● **Extracted records**
* begin *
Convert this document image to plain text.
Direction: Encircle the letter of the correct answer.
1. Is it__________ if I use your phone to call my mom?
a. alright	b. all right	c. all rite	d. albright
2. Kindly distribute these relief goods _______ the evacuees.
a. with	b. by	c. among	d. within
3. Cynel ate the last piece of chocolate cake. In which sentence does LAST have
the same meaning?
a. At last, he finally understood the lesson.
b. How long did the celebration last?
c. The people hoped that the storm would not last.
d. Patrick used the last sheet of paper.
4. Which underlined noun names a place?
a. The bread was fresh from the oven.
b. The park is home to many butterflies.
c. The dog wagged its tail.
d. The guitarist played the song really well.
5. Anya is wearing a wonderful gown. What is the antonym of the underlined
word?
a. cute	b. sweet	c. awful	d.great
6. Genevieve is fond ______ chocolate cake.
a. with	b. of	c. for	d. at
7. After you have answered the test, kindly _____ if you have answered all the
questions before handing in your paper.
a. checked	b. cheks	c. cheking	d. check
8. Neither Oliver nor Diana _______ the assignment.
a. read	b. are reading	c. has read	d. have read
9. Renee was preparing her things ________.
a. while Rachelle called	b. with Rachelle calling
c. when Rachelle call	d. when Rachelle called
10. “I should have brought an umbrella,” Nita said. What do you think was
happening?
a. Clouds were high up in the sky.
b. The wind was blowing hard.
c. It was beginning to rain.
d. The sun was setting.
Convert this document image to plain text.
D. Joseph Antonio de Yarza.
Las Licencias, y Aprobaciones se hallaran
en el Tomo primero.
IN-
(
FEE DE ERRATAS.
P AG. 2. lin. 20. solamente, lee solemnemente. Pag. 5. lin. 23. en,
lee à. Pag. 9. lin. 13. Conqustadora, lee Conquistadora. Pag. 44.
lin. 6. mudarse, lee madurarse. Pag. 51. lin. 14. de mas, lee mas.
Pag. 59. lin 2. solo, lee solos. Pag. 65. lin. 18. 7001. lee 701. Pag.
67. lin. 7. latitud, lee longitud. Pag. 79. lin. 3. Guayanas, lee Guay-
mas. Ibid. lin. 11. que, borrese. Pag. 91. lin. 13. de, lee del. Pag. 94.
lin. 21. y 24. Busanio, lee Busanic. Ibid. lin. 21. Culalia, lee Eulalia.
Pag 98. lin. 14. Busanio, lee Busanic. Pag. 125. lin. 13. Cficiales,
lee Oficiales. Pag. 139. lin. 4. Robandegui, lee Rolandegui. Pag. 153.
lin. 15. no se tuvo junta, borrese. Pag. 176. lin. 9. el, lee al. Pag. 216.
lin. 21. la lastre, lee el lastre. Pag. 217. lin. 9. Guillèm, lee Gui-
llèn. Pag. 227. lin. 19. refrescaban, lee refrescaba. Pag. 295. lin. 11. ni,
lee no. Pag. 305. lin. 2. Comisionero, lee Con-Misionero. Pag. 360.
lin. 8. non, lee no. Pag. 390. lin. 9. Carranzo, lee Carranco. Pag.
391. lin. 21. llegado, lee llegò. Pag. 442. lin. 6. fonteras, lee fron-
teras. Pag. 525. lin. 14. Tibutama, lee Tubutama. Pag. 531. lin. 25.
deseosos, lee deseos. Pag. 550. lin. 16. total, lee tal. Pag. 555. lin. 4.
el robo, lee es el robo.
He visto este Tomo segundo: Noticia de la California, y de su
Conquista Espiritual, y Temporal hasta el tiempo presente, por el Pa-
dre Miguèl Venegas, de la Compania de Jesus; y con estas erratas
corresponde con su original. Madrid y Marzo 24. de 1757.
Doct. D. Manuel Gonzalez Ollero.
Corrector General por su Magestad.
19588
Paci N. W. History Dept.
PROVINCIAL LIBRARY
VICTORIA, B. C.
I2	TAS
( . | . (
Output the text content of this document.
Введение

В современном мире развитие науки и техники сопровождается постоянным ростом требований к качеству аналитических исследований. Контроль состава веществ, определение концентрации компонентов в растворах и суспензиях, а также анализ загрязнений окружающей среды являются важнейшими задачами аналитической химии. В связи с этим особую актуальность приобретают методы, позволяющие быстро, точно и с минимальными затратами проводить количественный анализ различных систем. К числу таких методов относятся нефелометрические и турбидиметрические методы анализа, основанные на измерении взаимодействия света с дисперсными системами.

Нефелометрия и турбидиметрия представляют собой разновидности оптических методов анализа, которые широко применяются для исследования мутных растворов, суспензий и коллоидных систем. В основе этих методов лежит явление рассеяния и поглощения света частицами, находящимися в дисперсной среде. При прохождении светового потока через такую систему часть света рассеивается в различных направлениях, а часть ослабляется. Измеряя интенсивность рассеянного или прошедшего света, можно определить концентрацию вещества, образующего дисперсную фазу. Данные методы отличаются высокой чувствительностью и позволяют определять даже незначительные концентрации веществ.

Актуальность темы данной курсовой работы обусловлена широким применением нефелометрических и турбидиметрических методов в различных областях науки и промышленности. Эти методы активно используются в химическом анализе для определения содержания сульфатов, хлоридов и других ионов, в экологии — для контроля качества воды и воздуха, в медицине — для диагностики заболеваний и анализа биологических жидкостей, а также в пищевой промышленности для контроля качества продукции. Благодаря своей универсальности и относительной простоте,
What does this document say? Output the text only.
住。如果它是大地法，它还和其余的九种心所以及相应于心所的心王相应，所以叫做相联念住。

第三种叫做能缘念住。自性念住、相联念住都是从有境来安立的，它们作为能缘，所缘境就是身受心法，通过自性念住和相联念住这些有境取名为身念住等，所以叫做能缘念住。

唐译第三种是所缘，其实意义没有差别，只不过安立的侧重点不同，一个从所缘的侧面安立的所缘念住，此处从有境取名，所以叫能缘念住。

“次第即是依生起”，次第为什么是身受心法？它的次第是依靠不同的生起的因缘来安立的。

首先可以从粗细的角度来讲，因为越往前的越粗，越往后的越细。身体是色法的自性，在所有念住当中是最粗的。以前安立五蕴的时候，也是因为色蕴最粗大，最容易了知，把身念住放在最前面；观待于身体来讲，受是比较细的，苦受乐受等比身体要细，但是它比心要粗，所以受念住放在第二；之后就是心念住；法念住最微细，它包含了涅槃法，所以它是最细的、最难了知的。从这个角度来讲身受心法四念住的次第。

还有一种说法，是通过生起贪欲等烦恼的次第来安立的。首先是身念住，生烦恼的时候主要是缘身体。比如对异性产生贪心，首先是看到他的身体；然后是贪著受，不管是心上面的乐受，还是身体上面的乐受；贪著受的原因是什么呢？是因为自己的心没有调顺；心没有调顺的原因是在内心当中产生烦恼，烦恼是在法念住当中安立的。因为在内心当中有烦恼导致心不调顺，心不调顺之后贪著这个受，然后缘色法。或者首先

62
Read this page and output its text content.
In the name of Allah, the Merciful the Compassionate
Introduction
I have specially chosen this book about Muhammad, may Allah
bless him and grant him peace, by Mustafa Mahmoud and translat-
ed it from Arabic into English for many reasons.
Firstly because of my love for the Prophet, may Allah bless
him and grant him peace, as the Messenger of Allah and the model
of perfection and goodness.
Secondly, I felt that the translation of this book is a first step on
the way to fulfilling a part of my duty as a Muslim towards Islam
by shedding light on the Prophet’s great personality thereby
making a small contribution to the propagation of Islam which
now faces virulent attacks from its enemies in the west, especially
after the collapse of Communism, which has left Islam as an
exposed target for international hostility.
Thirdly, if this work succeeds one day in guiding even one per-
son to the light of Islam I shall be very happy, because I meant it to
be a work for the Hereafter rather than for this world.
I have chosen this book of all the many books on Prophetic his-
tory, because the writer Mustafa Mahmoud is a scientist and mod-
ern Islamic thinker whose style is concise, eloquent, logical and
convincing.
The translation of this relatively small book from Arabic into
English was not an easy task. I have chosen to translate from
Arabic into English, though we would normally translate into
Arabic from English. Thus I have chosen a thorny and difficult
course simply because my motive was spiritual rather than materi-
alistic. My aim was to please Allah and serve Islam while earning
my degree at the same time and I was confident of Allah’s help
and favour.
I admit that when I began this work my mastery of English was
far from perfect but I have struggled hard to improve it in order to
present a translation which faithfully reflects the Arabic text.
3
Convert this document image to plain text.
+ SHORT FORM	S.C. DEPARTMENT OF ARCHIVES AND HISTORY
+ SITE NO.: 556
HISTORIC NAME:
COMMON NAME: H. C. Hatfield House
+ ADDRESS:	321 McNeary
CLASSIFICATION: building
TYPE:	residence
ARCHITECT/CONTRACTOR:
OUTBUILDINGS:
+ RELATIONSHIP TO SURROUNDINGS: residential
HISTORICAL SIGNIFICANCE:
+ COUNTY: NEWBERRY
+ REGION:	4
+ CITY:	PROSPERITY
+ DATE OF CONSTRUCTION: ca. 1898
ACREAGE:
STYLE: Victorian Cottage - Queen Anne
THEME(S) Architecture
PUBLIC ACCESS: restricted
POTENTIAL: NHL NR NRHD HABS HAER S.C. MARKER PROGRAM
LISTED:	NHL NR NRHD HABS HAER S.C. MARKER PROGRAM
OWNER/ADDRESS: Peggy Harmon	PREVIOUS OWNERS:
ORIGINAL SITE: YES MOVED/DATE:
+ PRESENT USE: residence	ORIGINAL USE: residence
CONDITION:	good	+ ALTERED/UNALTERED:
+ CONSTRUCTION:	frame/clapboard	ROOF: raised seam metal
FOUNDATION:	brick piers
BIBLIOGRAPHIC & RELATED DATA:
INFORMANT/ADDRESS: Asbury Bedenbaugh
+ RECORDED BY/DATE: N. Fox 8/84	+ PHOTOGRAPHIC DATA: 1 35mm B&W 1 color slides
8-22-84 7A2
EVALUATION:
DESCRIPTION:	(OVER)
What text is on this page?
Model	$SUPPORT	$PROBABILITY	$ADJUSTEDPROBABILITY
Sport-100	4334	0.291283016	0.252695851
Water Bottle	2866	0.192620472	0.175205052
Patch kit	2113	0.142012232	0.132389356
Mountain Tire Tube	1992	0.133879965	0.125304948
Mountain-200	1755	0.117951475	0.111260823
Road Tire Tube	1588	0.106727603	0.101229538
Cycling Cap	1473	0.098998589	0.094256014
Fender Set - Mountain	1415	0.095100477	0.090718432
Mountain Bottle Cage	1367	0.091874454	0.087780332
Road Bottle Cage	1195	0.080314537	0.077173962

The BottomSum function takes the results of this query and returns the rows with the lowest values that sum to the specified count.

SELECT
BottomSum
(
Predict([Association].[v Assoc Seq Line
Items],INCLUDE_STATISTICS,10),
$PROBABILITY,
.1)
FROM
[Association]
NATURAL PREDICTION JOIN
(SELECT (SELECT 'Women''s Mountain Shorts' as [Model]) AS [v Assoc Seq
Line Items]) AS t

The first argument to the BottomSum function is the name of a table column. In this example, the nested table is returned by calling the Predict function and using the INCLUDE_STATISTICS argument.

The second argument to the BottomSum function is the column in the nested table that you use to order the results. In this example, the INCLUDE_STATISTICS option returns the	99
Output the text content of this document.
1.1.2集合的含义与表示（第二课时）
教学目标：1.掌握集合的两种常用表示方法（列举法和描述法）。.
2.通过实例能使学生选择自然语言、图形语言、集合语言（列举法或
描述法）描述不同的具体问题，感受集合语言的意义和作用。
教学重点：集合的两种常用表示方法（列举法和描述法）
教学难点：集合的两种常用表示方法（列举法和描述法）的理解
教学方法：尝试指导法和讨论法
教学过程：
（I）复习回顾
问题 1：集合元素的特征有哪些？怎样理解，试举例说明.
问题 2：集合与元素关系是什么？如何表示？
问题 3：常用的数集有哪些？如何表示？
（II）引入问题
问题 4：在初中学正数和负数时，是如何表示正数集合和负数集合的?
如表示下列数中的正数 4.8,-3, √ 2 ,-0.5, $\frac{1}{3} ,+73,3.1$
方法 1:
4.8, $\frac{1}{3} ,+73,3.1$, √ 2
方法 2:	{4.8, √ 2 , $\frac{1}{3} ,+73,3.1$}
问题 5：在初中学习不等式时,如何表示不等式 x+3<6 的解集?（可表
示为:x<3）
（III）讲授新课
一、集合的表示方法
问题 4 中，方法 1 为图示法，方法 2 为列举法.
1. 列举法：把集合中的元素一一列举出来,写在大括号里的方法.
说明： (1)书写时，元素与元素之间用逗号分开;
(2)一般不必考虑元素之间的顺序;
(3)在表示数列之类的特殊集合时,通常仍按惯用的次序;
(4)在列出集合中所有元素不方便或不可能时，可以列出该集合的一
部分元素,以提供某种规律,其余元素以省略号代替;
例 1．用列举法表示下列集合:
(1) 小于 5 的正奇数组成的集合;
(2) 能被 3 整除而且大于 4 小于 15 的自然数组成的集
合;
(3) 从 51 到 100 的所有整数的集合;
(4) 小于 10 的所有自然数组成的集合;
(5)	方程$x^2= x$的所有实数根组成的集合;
* end *
Return each line with "book".

I have specially chosen this book about Muhammad, may Allah
Secondly, I felt that the translation of this book is a first step on
I have chosen this book of all the many books on Prophetic his-
The translation of this relatively small book from Arabic into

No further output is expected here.